> **Text section**:
Residence times of shallow groundwater in West Africa: implications for hydrogeology and resilience to future changes in climate

  • D. J. Lapworth
  • A. M. MacDonald
  • M. N. Tijani
  • W. G. Darling
  • D. C. Gooddy
  • H. C. Bonsor
  • L. J. Araguás-Araguás
Report

Abstract

Although shallow groundwater (<50 mbgl) sustains the vast majority of improved drinking-water supplies in rural Africa, there is little information on how resilient this resource may be to future changes in climate. This study presents results of a groundwater survey using stable isotopes, CFCs, SF6, and 3H across different climatic zones (annual rainfall 400–2,000 mm/year) in West Africa. The purpose was to quantify the residence times of shallow groundwaters in sedimentary and basement aquifers, and investigate the relationship between groundwater resources and climate. Stable-isotope results indicate that most shallow groundwaters are recharged rapidly following rainfall, showing little evidence of evaporation prior to recharge. Chloride mass-balance results indicate that within the arid areas (<400 mm annual rainfall) there is recharge of up to 20 mm/year. Age tracers show that most groundwaters have mean residence times (MRTs) of 32–65 years, with comparable MRTs in the different climate zones. Similar MRTs measured in both the sedimentary and basement aquifers suggest similar hydraulic diffusivity and significant groundwater storage within the shallow basement. This suggests there is considerable resilience to short-term inter-annual variation in rainfall and recharge, and rural groundwater resources are likely to sustain diffuse, low volume abstraction.

> **Record extracts**:
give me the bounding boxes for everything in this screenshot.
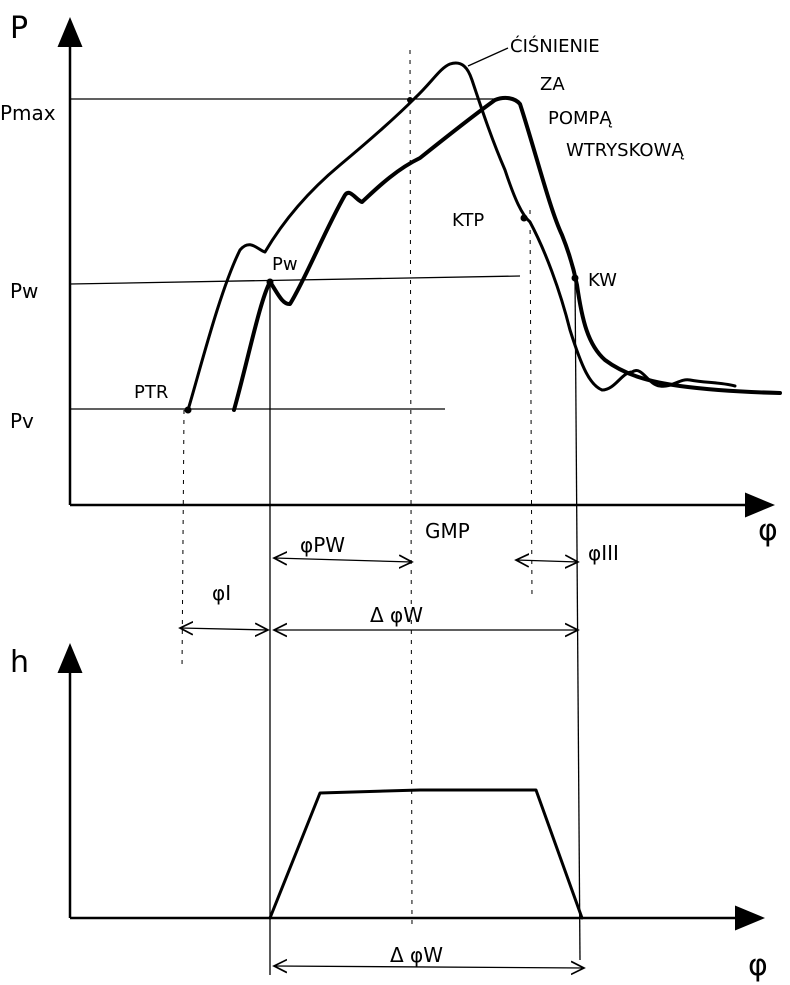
annotation-line-3: POMPĄ [548, 108, 612, 129]
ktp-label: KTP [452, 210, 484, 231]
annotation-line-4: WTRYSKOWĄ [566, 140, 684, 161]
p-axis-label: P [10, 11, 28, 46]
gmp-label: GMP [425, 519, 470, 543]
pw-point [266, 278, 274, 286]
pw-level-label: Pw [10, 279, 38, 303]
phi-i-label: φI [212, 581, 231, 605]
ptr-label: PTR [134, 382, 168, 403]
annotation-line-1: ĆIŚNIENIE [510, 35, 600, 57]
pw-level-line [69, 275, 521, 285]
pump-pressure-curve [186, 61, 737, 412]
pmax-crossing-point [407, 97, 413, 103]
kw-point [571, 274, 579, 282]
needle-lift-curve [268, 788, 584, 920]
annotation-leader [467, 47, 509, 67]
kw-projection [574, 275, 581, 961]
pv-level-label: Pv [10, 409, 34, 433]
phi-iii-arrow [516, 560, 578, 562]
kw-label: KW [588, 270, 617, 291]
top-chart: P φ Pmax Pw Pv PTR Pw KTP KW ĆIŚNIENIE Z… [0, 11, 782, 975]
phi-axis-bottom-label: φ [748, 948, 768, 983]
pmax-label: Pmax [0, 101, 56, 125]
ktp-projection [529, 209, 533, 601]
phi-axis-label: φ [758, 513, 778, 548]
annotation-line-2: ZA [540, 74, 565, 95]
bottom-chart: h φ Δ φW [10, 643, 768, 983]
gmp-line [409, 49, 413, 931]
ptr-projection [181, 409, 185, 671]
delta-phi-w-bottom-label: Δ φW [390, 943, 443, 967]
phi-pw-label: φPW [300, 533, 345, 557]
phi-i-arrow [180, 628, 268, 630]
injector-pressure-curve [232, 95, 782, 412]
phi-pw-arrow [274, 558, 412, 562]
ptr-point [184, 406, 192, 414]
delta-phi-w-top-label: Δ φW [370, 603, 423, 627]
pw-point-label: Pw [272, 254, 298, 275]
ktp-point [520, 214, 528, 222]
delta-phi-w-bottom-arrow [274, 966, 584, 968]
phi-iii-label: φIII [588, 541, 619, 565]
h-axis-label: h [10, 645, 29, 680]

> **Task description**: What range of mean residence times do age tracers show for most groundwaters, according to the West African groundwater abstract?

> **Exercise solution**: 32–65 years